Data excerpts:
-=-=-

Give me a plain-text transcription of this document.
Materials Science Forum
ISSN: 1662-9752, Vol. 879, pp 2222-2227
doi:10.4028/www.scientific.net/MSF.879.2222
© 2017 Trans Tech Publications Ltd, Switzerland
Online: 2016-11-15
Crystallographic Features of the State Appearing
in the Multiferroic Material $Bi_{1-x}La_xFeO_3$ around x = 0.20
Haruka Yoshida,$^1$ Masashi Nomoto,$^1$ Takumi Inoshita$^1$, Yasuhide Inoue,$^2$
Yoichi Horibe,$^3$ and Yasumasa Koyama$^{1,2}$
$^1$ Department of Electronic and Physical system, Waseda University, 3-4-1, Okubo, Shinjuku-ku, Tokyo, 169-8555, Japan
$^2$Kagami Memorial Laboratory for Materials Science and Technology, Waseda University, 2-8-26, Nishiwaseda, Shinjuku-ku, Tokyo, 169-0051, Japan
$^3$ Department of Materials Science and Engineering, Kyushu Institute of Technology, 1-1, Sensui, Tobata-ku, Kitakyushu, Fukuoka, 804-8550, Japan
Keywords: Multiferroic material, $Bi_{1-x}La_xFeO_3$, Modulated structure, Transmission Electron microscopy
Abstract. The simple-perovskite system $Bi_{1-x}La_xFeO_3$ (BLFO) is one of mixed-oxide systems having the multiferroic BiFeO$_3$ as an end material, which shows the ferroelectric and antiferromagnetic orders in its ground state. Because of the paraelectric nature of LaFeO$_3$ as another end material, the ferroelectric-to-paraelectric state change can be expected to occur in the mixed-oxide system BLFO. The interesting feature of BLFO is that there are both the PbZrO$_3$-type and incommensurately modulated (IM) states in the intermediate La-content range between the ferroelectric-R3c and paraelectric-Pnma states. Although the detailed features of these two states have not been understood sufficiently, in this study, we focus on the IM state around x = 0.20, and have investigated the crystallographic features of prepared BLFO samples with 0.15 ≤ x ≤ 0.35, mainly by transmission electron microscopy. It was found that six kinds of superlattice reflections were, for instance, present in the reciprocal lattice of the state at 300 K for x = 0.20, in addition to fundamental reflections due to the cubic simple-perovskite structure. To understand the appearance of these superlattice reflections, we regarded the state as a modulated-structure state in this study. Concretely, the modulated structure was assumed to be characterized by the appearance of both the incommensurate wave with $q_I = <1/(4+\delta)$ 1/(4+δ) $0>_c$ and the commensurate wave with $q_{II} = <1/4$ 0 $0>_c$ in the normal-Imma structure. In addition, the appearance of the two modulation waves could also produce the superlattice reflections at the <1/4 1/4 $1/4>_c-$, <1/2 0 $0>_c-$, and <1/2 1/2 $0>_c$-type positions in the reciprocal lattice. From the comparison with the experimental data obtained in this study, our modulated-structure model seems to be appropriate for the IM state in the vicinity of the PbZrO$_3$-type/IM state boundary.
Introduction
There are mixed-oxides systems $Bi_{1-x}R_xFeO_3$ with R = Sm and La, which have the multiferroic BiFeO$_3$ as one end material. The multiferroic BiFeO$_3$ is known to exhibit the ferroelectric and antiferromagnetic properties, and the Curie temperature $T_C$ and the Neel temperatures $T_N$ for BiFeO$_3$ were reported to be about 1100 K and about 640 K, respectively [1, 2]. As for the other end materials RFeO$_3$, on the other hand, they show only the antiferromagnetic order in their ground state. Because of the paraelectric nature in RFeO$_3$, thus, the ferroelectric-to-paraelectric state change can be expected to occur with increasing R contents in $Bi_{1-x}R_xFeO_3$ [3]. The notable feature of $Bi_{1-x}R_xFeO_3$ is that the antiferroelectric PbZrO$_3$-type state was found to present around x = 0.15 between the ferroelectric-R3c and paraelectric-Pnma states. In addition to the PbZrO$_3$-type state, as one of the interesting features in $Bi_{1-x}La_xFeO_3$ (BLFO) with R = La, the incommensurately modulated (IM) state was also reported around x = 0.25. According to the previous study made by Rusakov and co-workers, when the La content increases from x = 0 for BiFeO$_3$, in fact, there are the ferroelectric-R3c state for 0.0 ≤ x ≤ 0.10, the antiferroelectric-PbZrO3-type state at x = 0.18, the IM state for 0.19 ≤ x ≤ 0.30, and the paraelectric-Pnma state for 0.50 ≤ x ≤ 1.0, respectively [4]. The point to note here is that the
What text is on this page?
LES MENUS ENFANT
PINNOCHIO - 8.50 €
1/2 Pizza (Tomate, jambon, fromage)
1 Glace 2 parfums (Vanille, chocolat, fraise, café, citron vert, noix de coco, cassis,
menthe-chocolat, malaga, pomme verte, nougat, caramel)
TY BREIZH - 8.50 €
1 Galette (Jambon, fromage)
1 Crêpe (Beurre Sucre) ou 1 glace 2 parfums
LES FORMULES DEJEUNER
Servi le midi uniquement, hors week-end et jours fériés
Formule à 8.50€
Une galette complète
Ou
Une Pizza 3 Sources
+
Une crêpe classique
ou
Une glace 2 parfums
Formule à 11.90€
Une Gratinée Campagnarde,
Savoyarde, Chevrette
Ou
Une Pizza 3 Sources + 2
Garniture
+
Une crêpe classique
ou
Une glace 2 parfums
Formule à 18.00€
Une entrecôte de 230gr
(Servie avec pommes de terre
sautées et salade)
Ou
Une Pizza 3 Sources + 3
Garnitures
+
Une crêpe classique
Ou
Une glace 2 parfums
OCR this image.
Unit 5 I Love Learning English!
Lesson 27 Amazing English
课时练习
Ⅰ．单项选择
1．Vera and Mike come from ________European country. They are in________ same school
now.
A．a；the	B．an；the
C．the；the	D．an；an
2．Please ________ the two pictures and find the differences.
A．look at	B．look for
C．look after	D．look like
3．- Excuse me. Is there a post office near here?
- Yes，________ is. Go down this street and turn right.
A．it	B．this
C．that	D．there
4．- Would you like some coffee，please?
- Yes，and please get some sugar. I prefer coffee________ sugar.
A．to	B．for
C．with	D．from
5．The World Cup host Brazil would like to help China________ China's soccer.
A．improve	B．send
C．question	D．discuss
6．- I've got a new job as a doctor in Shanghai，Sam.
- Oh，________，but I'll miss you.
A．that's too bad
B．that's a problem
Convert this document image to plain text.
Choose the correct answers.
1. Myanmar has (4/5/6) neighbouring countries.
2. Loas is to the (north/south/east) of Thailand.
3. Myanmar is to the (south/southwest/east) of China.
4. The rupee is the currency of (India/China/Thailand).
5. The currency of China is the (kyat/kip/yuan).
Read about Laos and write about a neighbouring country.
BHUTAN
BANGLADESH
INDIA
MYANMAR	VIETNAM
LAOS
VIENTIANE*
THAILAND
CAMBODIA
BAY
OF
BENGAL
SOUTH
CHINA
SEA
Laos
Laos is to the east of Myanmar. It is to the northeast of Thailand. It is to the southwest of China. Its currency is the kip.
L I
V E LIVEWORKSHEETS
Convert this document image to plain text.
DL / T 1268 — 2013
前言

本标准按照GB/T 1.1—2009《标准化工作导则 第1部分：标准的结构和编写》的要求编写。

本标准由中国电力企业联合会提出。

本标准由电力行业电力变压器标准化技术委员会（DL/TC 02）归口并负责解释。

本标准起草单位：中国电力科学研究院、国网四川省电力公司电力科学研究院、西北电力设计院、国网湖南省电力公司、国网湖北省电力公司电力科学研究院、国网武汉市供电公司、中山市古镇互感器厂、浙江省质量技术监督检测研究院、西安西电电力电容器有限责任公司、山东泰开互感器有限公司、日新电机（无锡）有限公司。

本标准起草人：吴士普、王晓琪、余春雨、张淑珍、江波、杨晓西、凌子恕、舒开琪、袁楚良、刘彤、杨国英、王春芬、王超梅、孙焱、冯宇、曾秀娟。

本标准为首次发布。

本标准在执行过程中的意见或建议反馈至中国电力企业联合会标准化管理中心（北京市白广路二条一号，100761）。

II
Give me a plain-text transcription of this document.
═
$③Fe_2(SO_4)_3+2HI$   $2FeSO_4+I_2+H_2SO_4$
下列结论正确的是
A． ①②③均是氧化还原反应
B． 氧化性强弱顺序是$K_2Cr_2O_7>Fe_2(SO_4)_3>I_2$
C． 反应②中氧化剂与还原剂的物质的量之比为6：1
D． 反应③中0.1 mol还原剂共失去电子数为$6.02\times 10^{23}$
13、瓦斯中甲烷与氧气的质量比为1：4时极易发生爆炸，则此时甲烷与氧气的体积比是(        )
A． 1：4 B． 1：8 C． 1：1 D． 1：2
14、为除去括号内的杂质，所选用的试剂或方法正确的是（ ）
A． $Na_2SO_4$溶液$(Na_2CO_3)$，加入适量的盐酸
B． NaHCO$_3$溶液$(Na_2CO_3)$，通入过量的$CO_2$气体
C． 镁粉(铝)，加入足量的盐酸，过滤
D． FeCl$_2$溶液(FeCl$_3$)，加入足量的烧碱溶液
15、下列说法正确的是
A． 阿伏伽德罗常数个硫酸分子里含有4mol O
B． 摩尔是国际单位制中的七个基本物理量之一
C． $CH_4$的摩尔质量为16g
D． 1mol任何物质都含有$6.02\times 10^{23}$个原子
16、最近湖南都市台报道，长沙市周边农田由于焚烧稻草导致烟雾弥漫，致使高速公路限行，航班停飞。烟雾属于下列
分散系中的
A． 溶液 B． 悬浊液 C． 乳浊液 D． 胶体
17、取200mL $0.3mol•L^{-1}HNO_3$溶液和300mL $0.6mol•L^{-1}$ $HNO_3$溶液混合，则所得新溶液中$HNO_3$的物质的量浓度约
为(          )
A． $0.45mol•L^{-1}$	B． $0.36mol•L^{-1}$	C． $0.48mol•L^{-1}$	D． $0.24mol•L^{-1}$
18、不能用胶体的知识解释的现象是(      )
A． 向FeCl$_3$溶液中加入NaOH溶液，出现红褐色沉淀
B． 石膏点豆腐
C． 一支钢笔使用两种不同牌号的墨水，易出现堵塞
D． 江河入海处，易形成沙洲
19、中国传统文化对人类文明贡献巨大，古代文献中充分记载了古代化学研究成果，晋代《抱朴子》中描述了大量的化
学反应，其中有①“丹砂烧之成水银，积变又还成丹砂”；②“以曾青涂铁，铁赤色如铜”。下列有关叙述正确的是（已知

-=-=-

Given task >>
Reproduce every line of the listing above in which the string "Tokyo" appears.

Expected output >>
$^1$ Department of Electronic and Physical system, Waseda University, 3-4-1, Okubo, Shinjuku-ku, Tokyo, 169-8555, Japan
$^2$Kagami Memorial Laboratory for Materials Science and Technology, Waseda University, 2-8-26, Nishiwaseda, Shinjuku-ku, Tokyo, 169-0051, Japan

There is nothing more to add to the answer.